Output the line containing "Convert this document image to plain text." and all subsequent lines of the listing below, copied exactly, with no other lines.

— Start Records for the exercise —

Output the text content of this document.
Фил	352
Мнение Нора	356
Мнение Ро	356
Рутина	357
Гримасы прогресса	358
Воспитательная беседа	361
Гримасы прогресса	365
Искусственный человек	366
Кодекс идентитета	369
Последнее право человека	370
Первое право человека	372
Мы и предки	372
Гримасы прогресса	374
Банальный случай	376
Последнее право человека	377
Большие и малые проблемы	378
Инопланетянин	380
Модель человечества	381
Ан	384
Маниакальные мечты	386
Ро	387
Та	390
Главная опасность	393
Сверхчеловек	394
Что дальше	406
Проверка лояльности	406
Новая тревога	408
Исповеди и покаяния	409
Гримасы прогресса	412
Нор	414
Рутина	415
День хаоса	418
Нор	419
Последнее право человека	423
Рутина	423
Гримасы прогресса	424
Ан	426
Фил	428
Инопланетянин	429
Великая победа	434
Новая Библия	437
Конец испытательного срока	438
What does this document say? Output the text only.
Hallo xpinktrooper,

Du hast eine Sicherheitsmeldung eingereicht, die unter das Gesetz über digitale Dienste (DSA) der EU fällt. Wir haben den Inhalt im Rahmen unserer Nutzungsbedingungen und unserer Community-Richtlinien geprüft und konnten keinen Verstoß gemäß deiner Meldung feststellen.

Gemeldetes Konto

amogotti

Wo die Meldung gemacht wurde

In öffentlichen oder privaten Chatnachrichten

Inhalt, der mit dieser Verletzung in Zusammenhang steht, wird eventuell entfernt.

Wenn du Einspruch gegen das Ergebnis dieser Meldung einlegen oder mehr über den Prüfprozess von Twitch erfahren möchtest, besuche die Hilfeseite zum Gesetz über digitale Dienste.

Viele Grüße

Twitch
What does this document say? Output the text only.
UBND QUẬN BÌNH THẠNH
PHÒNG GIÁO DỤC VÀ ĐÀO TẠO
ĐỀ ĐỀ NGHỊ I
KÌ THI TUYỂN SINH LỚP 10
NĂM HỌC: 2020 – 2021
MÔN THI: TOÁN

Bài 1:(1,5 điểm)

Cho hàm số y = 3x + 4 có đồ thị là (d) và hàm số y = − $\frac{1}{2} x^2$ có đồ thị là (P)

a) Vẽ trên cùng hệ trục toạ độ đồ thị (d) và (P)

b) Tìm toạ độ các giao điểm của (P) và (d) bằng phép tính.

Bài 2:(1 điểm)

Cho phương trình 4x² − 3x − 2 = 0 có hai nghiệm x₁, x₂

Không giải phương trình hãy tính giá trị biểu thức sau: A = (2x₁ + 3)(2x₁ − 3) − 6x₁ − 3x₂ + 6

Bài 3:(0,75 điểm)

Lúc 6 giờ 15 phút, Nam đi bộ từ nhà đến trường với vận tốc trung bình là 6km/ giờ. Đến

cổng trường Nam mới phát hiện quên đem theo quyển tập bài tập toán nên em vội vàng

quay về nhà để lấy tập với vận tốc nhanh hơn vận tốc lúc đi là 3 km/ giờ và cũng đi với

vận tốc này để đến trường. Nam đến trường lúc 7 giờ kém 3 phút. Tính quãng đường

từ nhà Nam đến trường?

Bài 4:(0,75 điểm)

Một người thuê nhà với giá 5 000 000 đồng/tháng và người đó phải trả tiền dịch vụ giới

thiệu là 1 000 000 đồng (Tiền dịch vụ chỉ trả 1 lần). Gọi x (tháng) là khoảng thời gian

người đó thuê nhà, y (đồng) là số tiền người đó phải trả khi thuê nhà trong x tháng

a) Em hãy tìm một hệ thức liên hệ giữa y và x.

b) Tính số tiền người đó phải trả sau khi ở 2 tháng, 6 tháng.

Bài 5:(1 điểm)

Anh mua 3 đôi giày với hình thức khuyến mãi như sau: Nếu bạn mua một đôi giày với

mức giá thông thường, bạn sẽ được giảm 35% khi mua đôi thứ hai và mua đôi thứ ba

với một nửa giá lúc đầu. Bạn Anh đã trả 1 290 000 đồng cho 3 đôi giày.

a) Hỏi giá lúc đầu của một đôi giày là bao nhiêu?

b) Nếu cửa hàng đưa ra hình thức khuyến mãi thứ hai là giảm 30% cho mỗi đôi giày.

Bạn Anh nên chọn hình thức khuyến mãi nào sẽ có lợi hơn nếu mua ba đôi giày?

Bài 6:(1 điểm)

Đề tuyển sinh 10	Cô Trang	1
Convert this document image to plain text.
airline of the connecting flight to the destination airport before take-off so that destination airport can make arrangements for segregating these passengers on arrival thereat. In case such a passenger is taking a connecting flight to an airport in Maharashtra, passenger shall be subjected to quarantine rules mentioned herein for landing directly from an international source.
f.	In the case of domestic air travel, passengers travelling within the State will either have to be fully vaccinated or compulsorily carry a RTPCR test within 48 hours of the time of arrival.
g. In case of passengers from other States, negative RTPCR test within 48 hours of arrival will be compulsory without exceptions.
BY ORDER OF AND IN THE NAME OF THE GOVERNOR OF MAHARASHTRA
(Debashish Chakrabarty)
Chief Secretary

— End Records for the exercise —

Correct result
Convert this document image to plain text.
airline of the connecting flight to the destination airport before take-off so that destination airport can make arrangements for segregating these passengers on arrival thereat. In case such a passenger is taking a connecting flight to an airport in Maharashtra, passenger shall be subjected to quarantine rules mentioned herein for landing directly from an international source.
f.	In the case of domestic air travel, passengers travelling within the State will either have to be fully vaccinated or compulsorily carry a RTPCR test within 48 hours of the time of arrival.
g. In case of passengers from other States, negative RTPCR test within 48 hours of arrival will be compulsory without exceptions.
BY ORDER OF AND IN THE NAME OF THE GOVERNOR OF MAHARASHTRA
(Debashish Chakrabarty)
Chief Secretary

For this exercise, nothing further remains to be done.